* What the task requires
Every entry must be given again exactly.
___ Data rows
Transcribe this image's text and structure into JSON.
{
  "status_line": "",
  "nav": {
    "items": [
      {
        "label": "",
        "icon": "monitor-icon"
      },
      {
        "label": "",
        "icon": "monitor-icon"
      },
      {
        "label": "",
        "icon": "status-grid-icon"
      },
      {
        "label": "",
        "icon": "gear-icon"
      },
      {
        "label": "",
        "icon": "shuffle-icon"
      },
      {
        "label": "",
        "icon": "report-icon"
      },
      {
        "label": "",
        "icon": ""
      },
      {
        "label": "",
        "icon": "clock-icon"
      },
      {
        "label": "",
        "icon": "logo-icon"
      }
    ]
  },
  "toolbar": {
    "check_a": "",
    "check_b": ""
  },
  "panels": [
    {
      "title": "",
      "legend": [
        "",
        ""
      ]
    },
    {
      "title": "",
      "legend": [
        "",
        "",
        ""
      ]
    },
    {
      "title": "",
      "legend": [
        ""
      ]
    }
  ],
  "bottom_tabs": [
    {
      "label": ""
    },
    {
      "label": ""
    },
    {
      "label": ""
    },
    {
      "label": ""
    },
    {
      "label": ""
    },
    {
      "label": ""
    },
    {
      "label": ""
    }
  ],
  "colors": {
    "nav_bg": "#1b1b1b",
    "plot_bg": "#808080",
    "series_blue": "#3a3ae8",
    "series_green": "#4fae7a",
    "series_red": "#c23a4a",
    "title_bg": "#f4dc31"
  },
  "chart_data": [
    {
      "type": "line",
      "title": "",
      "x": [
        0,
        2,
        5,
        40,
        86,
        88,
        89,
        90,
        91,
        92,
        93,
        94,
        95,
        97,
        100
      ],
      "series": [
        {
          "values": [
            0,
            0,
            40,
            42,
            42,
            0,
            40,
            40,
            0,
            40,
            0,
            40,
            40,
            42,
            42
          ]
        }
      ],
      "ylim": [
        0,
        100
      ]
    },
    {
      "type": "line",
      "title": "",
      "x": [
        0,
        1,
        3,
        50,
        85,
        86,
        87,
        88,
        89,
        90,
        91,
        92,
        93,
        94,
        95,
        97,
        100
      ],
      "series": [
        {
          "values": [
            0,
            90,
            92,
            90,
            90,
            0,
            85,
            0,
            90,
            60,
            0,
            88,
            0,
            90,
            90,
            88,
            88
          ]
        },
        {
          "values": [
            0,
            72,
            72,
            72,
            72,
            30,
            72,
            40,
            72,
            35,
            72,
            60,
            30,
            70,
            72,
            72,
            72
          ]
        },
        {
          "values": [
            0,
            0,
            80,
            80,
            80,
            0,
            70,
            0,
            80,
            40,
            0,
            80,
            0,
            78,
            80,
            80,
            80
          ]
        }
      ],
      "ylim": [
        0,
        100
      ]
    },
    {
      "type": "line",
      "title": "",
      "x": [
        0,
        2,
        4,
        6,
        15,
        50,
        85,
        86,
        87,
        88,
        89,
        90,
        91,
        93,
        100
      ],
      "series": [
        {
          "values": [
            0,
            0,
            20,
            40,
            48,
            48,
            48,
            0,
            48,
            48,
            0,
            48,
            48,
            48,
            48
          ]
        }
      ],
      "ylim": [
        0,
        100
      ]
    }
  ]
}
______
* Exercise response
Transcribe this image's text and structure into JSON.
{
  "status_line": "",
  "nav": {
    "items": [
      {
        "label": "",
        "icon": "monitor-icon"
      },
      {
        "label": "",
        "icon": "monitor-icon"
      },
      {
        "label": "",
        "icon": "status-grid-icon"
      },
      {
        "label": "",
        "icon": "gear-icon"
      },
      {
        "label": "",
        "icon": "shuffle-icon"
      },
      {
        "label": "",
        "icon": "report-icon"
      },
      {
        "label": "",
        "icon": ""
      },
      {
        "label": "",
        "icon": "clock-icon"
      },
      {
        "label": "",
        "icon": "logo-icon"
      }
    ]
  },
  "toolbar": {
    "check_a": "",
    "check_b": ""
  },
  "panels": [
    {
      "title": "",
      "legend": [
        "",
        ""
      ]
    },
    {
      "title": "",
      "legend": [
        "",
        "",
        ""
      ]
    },
    {
      "title": "",
      "legend": [
        ""
      ]
    }
  ],
  "bottom_tabs": [
    {
      "label": ""
    },
    {
      "label": ""
    },
    {
      "label": ""
    },
    {
      "label": ""
    },
    {
      "label": ""
    },
    {
      "label": ""
    },
    {
      "label": ""
    }
  ],
  "colors": {
    "nav_bg": "#1b1b1b",
    "plot_bg": "#808080",
    "series_blue": "#3a3ae8",
    "series_green": "#4fae7a",
    "series_red": "#c23a4a",
    "title_bg": "#f4dc31"
  },
  "chart_data": [
    {
      "type": "line",
      "title": "",
      "x": [
        0,
        2,
        5,
        40,
        86,
        88,
        89,
        90,
        91,
        92,
        93,
        94,
        95,
        97,
        100
      ],
      "series": [
        {
          "values": [
            0,
            0,
            40,
            42,
            42,
            0,
            40,
            40,
            0,
            40,
            0,
            40,
            40,
            42,
            42
          ]
        }
      ],
      "ylim": [
        0,
        100
      ]
    },
    {
      "type": "line",
      "title": "",
      "x": [
        0,
        1,
        3,
        50,
        85,
        86,
        87,
        88,
        89,
        90,
        91,
        92,
        93,
        94,
        95,
        97,
        100
      ],
      "series": [
        {
          "values": [
            0,
            90,
            92,
            90,
            90,
            0,
            85,
            0,
            90,
            60,
            0,
            88,
            0,
            90,
            90,
            88,
            88
          ]
        },
        {
          "values": [
            0,
            72,
            72,
            72,
            72,
            30,
            72,
            40,
            72,
            35,
            72,
            60,
            30,
            70,
            72,
            72,
            72
          ]
        },
        {
          "values": [
            0,
            0,
            80,
            80,
            80,
            0,
            70,
            0,
            80,
            40,
            0,
            80,
            0,
            78,
            80,
            80,
            80
          ]
        }
      ],
      "ylim": [
        0,
        100
      ]
    },
    {
      "type": "line",
      "title": "",
      "x": [
        0,
        2,
        4,
        6,
        15,
        50,
        85,
        86,
        87,
        88,
        89,
        90,
        91,
        93,
        100
      ],
      "series": [
        {
          "values": [
            0,
            0,
            20,
            40,
            48,
            48,
            48,
            0,
            48,
            48,
            0,
            48,
            48,
            48,
            48
          ]
        }
      ],
      "ylim": [
        0,
        100
      ]
    }
  ]
}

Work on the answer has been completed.